[START OF Material for the task]

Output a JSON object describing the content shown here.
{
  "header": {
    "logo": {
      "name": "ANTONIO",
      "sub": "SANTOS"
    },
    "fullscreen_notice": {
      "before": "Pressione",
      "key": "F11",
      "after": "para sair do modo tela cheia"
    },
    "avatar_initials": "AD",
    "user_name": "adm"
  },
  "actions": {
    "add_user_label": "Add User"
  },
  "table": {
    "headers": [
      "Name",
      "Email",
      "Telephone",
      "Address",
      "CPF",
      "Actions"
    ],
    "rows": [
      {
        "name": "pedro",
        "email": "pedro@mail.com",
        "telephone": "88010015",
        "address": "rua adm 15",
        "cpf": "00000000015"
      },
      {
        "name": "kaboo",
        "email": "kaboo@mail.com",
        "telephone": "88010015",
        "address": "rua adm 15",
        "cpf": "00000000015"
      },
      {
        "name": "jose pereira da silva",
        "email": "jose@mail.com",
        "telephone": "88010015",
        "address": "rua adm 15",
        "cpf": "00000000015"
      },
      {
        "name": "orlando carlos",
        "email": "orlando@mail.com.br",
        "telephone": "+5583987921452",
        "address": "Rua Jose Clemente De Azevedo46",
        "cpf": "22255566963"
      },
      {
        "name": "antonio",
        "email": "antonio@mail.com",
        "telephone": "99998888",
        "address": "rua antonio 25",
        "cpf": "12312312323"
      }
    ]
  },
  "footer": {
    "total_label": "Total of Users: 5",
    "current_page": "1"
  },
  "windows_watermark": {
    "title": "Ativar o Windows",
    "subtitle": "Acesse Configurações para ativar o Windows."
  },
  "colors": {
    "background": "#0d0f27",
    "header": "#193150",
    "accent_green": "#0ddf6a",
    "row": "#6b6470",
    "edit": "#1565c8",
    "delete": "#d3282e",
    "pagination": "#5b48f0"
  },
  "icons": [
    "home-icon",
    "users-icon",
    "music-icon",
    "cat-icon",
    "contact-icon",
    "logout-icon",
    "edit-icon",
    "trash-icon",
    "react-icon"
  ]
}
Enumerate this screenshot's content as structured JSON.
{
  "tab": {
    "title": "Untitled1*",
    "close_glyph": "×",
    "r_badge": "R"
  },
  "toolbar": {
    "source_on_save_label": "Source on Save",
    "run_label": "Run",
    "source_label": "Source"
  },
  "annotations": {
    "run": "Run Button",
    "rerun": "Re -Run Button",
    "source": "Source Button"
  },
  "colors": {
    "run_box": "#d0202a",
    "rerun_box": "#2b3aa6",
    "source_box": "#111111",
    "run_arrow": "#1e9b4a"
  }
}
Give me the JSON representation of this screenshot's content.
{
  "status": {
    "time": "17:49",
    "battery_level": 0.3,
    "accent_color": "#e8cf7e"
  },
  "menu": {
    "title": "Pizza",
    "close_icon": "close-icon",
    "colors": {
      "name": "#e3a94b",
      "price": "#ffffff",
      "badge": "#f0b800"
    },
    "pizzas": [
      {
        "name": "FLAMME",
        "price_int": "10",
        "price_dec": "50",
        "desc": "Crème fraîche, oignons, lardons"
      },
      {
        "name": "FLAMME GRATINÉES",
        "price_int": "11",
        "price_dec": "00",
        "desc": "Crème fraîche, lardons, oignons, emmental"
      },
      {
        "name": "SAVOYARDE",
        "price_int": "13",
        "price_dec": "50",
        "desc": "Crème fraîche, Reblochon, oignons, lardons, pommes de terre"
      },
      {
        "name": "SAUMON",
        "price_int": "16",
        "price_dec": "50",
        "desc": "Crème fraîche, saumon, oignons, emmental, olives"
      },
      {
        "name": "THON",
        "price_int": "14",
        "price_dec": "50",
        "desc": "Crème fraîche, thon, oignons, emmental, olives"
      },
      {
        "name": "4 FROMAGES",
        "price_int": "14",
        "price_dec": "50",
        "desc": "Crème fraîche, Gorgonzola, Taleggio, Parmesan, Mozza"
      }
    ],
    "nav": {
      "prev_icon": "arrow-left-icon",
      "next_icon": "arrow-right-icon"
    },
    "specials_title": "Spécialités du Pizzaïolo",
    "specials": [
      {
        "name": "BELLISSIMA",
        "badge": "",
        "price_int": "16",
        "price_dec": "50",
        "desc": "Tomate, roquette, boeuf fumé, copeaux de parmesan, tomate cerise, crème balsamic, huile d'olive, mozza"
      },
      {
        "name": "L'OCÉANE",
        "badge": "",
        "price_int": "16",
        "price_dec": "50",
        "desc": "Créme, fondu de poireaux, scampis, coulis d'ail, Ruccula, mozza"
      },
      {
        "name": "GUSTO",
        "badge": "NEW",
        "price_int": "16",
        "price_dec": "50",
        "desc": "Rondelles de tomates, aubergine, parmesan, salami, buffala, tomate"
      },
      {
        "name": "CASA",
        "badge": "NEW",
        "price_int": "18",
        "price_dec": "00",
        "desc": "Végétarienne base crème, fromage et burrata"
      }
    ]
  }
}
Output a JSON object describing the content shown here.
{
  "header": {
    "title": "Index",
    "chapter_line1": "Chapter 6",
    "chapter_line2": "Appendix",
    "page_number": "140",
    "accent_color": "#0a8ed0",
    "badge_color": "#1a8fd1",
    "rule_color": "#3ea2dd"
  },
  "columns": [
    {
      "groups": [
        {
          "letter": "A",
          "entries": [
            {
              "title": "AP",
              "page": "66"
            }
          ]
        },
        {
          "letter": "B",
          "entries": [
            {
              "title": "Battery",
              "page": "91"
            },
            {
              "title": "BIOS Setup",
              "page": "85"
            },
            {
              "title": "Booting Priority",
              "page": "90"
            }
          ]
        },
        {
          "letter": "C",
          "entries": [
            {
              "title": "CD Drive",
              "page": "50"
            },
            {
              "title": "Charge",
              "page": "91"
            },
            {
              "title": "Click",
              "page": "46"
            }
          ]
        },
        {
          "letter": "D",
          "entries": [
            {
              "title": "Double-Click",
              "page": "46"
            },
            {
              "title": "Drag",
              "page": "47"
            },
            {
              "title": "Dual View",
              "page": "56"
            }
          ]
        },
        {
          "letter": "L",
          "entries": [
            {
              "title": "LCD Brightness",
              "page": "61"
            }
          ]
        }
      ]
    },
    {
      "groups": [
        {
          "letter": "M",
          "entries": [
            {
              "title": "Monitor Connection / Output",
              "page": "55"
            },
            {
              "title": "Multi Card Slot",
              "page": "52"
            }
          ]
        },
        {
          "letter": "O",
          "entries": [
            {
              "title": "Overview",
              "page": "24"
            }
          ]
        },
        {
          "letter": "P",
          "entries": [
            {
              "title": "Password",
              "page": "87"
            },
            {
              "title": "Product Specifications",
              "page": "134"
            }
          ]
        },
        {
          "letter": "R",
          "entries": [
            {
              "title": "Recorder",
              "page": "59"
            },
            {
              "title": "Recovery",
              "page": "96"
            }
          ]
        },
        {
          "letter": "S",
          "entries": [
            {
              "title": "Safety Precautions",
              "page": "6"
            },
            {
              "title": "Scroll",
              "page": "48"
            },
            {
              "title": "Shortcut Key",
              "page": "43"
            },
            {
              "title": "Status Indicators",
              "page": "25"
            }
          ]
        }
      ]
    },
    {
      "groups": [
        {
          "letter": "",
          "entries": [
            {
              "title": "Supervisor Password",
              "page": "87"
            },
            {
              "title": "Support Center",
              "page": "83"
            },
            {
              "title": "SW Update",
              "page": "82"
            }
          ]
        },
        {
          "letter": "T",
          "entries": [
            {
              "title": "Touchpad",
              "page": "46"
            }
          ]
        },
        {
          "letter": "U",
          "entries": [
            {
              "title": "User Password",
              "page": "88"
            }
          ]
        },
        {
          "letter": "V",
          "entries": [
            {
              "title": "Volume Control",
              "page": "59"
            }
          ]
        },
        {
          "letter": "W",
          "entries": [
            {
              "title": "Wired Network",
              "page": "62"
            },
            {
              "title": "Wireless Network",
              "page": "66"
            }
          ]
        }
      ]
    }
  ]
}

[END OF Material for the task]

Write down only the number of lines that contain the string "orlando" in the listing.

-- Written solution --
2